PROBLEM TO WORK ON: Below are the records; reproduce all of them exactly but without any images.

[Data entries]
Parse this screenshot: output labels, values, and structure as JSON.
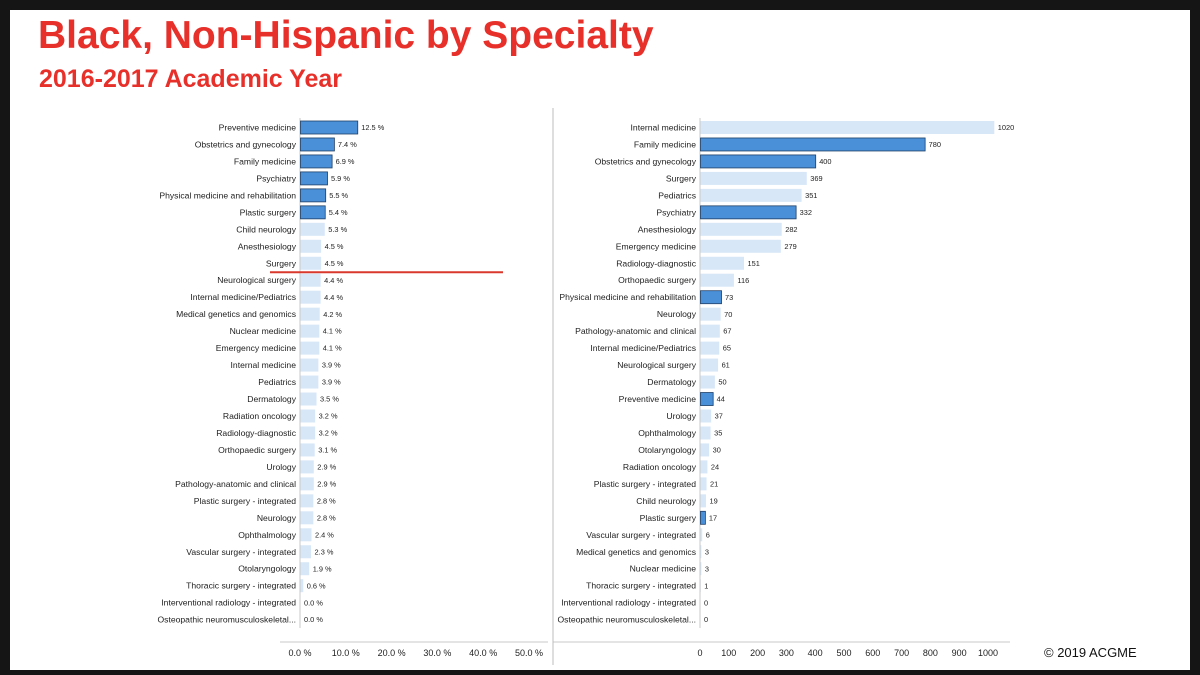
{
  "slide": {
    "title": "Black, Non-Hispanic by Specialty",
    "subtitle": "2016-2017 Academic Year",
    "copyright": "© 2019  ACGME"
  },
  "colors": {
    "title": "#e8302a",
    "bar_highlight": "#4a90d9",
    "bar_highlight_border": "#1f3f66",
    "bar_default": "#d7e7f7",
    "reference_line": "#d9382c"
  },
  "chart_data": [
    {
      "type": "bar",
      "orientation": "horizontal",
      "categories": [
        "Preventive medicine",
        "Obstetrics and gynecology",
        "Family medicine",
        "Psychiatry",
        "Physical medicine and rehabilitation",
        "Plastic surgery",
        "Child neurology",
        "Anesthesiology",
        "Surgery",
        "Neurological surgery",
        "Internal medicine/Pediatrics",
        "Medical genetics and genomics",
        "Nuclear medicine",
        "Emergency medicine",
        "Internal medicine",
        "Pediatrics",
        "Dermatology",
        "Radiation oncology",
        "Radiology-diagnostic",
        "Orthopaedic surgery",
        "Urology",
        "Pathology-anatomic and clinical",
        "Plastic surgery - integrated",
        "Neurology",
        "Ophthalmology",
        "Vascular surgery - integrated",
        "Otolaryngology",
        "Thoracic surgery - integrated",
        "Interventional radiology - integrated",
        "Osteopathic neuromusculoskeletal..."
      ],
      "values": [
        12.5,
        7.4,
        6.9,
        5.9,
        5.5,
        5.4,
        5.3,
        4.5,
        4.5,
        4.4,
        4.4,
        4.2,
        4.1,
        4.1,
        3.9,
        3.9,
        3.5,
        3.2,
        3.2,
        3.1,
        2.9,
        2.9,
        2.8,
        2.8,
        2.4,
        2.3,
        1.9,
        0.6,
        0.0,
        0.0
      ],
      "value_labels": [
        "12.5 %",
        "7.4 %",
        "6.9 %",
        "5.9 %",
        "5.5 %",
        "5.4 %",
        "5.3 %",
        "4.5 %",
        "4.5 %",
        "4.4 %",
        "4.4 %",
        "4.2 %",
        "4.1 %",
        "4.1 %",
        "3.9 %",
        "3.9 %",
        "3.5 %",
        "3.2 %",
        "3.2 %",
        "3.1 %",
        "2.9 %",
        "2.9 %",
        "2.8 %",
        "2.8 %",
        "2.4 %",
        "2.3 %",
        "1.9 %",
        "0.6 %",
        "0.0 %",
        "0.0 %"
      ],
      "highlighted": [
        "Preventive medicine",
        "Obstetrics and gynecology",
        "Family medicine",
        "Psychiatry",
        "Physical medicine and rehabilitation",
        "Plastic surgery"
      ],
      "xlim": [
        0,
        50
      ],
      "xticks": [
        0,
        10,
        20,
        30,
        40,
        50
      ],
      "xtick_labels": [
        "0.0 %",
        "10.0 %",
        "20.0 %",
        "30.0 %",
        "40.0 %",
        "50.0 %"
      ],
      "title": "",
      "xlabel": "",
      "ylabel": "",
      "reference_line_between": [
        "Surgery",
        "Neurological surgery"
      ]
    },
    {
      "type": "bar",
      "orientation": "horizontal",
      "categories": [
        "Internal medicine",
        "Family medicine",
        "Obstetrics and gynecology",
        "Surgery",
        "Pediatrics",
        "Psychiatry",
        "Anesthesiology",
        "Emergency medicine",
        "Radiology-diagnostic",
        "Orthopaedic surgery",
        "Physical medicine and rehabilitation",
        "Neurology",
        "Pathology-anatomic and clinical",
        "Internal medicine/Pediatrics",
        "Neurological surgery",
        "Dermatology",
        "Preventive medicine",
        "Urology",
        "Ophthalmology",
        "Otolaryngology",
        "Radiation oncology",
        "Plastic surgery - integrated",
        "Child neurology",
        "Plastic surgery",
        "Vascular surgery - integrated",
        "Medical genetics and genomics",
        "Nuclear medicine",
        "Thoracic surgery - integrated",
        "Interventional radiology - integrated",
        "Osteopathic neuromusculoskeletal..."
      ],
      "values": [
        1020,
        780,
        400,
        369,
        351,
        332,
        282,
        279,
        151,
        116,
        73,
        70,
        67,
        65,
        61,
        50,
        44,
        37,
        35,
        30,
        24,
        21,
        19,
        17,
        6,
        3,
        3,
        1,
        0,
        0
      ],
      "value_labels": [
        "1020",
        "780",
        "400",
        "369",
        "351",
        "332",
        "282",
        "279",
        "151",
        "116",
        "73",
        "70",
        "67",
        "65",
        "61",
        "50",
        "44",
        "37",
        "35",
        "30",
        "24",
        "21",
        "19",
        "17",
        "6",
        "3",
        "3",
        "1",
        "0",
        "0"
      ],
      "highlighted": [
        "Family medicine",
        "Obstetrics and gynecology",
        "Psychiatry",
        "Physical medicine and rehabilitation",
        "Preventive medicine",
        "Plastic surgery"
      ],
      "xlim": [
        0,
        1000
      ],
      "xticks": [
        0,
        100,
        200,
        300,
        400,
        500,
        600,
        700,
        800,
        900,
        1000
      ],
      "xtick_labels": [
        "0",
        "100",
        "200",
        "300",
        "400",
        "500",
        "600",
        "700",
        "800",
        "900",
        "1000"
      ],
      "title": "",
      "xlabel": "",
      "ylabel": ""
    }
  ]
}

EXERCISE RESPONSE:
Parse this screenshot: output labels, values, and structure as JSON.
{
  "slide": {
    "title": "Black, Non-Hispanic by Specialty",
    "subtitle": "2016-2017 Academic Year",
    "copyright": "© 2019  ACGME"
  },
  "colors": {
    "title": "#e8302a",
    "bar_highlight": "#4a90d9",
    "bar_highlight_border": "#1f3f66",
    "bar_default": "#d7e7f7",
    "reference_line": "#d9382c"
  },
  "chart_data": [
    {
      "type": "bar",
      "orientation": "horizontal",
      "categories": [
        "Preventive medicine",
        "Obstetrics and gynecology",
        "Family medicine",
        "Psychiatry",
        "Physical medicine and rehabilitation",
        "Plastic surgery",
        "Child neurology",
        "Anesthesiology",
        "Surgery",
        "Neurological surgery",
        "Internal medicine/Pediatrics",
        "Medical genetics and genomics",
        "Nuclear medicine",
        "Emergency medicine",
        "Internal medicine",
        "Pediatrics",
        "Dermatology",
        "Radiation oncology",
        "Radiology-diagnostic",
        "Orthopaedic surgery",
        "Urology",
        "Pathology-anatomic and clinical",
        "Plastic surgery - integrated",
        "Neurology",
        "Ophthalmology",
        "Vascular surgery - integrated",
        "Otolaryngology",
        "Thoracic surgery - integrated",
        "Interventional radiology - integrated",
        "Osteopathic neuromusculoskeletal..."
      ],
      "values": [
        12.5,
        7.4,
        6.9,
        5.9,
        5.5,
        5.4,
        5.3,
        4.5,
        4.5,
        4.4,
        4.4,
        4.2,
        4.1,
        4.1,
        3.9,
        3.9,
        3.5,
        3.2,
        3.2,
        3.1,
        2.9,
        2.9,
        2.8,
        2.8,
        2.4,
        2.3,
        1.9,
        0.6,
        0.0,
        0.0
      ],
      "value_labels": [
        "12.5 %",
        "7.4 %",
        "6.9 %",
        "5.9 %",
        "5.5 %",
        "5.4 %",
        "5.3 %",
        "4.5 %",
        "4.5 %",
        "4.4 %",
        "4.4 %",
        "4.2 %",
        "4.1 %",
        "4.1 %",
        "3.9 %",
        "3.9 %",
        "3.5 %",
        "3.2 %",
        "3.2 %",
        "3.1 %",
        "2.9 %",
        "2.9 %",
        "2.8 %",
        "2.8 %",
        "2.4 %",
        "2.3 %",
        "1.9 %",
        "0.6 %",
        "0.0 %",
        "0.0 %"
      ],
      "highlighted": [
        "Preventive medicine",
        "Obstetrics and gynecology",
        "Family medicine",
        "Psychiatry",
        "Physical medicine and rehabilitation",
        "Plastic surgery"
      ],
      "xlim": [
        0,
        50
      ],
      "xticks": [
        0,
        10,
        20,
        30,
        40,
        50
      ],
      "xtick_labels": [
        "0.0 %",
        "10.0 %",
        "20.0 %",
        "30.0 %",
        "40.0 %",
        "50.0 %"
      ],
      "title": "",
      "xlabel": "",
      "ylabel": "",
      "reference_line_between": [
        "Surgery",
        "Neurological surgery"
      ]
    },
    {
      "type": "bar",
      "orientation": "horizontal",
      "categories": [
        "Internal medicine",
        "Family medicine",
        "Obstetrics and gynecology",
        "Surgery",
        "Pediatrics",
        "Psychiatry",
        "Anesthesiology",
        "Emergency medicine",
        "Radiology-diagnostic",
        "Orthopaedic surgery",
        "Physical medicine and rehabilitation",
        "Neurology",
        "Pathology-anatomic and clinical",
        "Internal medicine/Pediatrics",
        "Neurological surgery",
        "Dermatology",
        "Preventive medicine",
        "Urology",
        "Ophthalmology",
        "Otolaryngology",
        "Radiation oncology",
        "Plastic surgery - integrated",
        "Child neurology",
        "Plastic surgery",
        "Vascular surgery - integrated",
        "Medical genetics and genomics",
        "Nuclear medicine",
        "Thoracic surgery - integrated",
        "Interventional radiology - integrated",
        "Osteopathic neuromusculoskeletal..."
      ],
      "values": [
        1020,
        780,
        400,
        369,
        351,
        332,
        282,
        279,
        151,
        116,
        73,
        70,
        67,
        65,
        61,
        50,
        44,
        37,
        35,
        30,
        24,
        21,
        19,
        17,
        6,
        3,
        3,
        1,
        0,
        0
      ],
      "value_labels": [
        "1020",
        "780",
        "400",
        "369",
        "351",
        "332",
        "282",
        "279",
        "151",
        "116",
        "73",
        "70",
        "67",
        "65",
        "61",
        "50",
        "44",
        "37",
        "35",
        "30",
        "24",
        "21",
        "19",
        "17",
        "6",
        "3",
        "3",
        "1",
        "0",
        "0"
      ],
      "highlighted": [
        "Family medicine",
        "Obstetrics and gynecology",
        "Psychiatry",
        "Physical medicine and rehabilitation",
        "Preventive medicine",
        "Plastic surgery"
      ],
      "xlim": [
        0,
        1000
      ],
      "xticks": [
        0,
        100,
        200,
        300,
        400,
        500,
        600,
        700,
        800,
        900,
        1000
      ],
      "xtick_labels": [
        "0",
        "100",
        "200",
        "300",
        "400",
        "500",
        "600",
        "700",
        "800",
        "900",
        "1000"
      ],
      "title": "",
      "xlabel": "",
      "ylabel": ""
    }
  ]
}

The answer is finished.